[Aim of the exercise]
Exactly reproduce the line containing "Type out the text in this image." and all later lines to the end of the entries, leaving the pictures out of your copy.

**** Data shown ****

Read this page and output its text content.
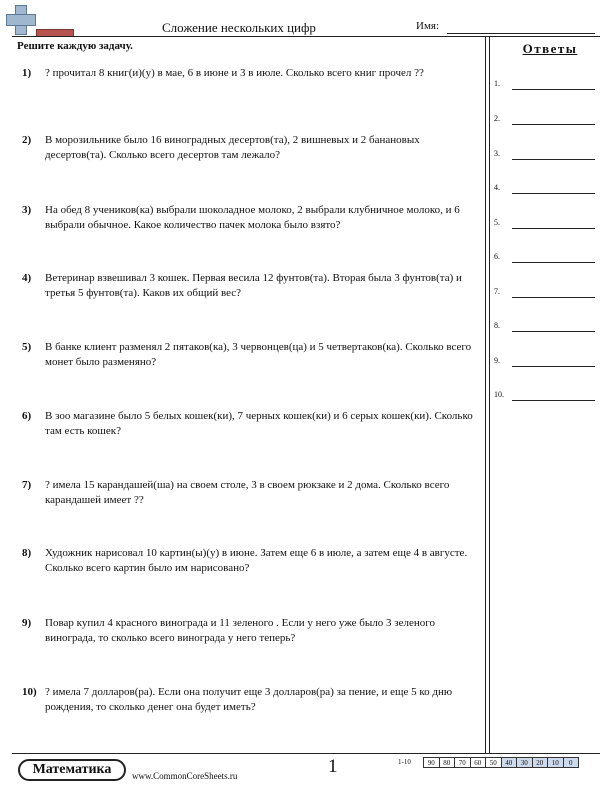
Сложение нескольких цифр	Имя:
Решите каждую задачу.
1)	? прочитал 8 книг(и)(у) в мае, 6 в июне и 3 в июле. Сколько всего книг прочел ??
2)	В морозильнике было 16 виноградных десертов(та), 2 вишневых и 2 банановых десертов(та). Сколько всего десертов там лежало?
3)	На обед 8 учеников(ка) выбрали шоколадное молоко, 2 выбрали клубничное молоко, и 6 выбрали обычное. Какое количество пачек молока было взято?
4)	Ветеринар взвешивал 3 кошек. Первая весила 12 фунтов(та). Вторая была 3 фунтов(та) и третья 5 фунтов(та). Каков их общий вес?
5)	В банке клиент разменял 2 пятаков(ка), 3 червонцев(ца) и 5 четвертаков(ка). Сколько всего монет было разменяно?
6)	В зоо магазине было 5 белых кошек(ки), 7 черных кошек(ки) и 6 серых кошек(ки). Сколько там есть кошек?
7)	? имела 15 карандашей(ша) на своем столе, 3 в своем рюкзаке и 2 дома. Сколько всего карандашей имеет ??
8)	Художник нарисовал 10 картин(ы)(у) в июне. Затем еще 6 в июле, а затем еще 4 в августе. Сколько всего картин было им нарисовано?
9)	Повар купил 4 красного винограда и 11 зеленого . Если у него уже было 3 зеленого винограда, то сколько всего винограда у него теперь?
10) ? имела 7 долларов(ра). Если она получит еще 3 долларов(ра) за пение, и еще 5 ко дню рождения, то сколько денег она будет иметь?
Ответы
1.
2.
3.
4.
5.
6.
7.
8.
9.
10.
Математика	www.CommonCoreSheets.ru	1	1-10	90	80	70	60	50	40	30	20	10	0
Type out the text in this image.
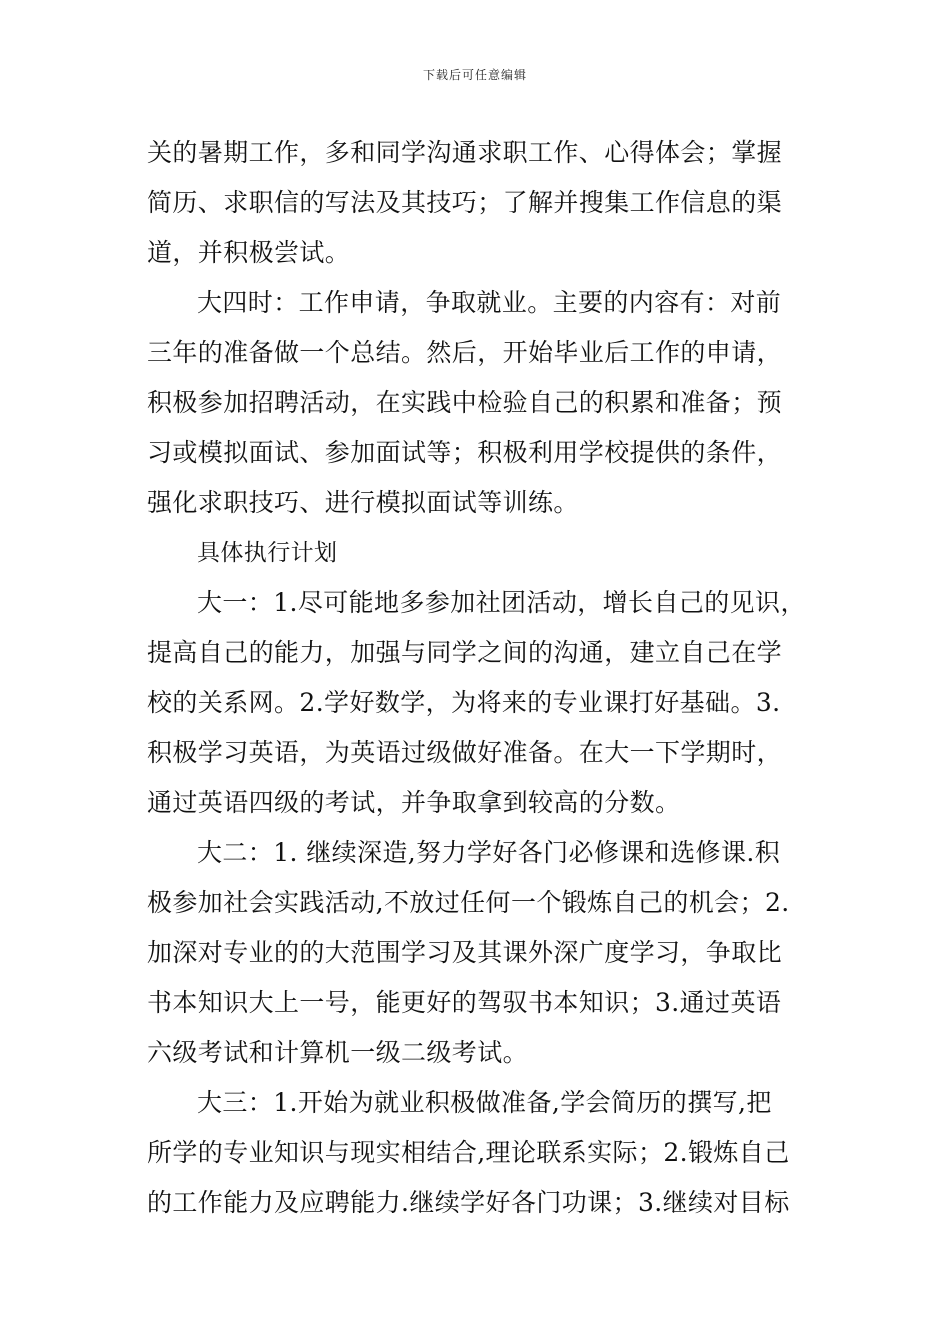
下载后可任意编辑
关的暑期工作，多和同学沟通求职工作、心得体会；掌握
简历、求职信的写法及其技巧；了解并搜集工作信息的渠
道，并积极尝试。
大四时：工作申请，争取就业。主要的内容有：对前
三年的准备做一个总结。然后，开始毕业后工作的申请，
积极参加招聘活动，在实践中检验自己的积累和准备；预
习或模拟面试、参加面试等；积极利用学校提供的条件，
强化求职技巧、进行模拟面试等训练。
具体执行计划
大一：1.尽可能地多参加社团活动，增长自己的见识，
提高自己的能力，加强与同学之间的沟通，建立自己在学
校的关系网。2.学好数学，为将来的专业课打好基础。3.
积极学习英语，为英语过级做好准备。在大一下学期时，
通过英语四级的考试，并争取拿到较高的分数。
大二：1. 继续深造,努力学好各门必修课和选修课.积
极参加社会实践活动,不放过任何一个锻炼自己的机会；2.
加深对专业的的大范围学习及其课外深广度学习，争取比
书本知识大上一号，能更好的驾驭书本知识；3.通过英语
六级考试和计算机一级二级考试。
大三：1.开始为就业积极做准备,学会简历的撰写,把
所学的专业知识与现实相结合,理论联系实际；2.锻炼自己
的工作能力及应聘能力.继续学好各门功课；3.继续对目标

****

[Result for this task]
Type out the text in this image.
下载后可任意编辑
关的暑期工作，多和同学沟通求职工作、心得体会；掌握
简历、求职信的写法及其技巧；了解并搜集工作信息的渠
道，并积极尝试。
大四时：工作申请，争取就业。主要的内容有：对前
三年的准备做一个总结。然后，开始毕业后工作的申请，
积极参加招聘活动，在实践中检验自己的积累和准备；预
习或模拟面试、参加面试等；积极利用学校提供的条件，
强化求职技巧、进行模拟面试等训练。
具体执行计划
大一：1.尽可能地多参加社团活动，增长自己的见识，
提高自己的能力，加强与同学之间的沟通，建立自己在学
校的关系网。2.学好数学，为将来的专业课打好基础。3.
积极学习英语，为英语过级做好准备。在大一下学期时，
通过英语四级的考试，并争取拿到较高的分数。
大二：1. 继续深造,努力学好各门必修课和选修课.积
极参加社会实践活动,不放过任何一个锻炼自己的机会；2.
加深对专业的的大范围学习及其课外深广度学习，争取比
书本知识大上一号，能更好的驾驭书本知识；3.通过英语
六级考试和计算机一级二级考试。
大三：1.开始为就业积极做准备,学会简历的撰写,把
所学的专业知识与现实相结合,理论联系实际；2.锻炼自己
的工作能力及应聘能力.继续学好各门功课；3.继续对目标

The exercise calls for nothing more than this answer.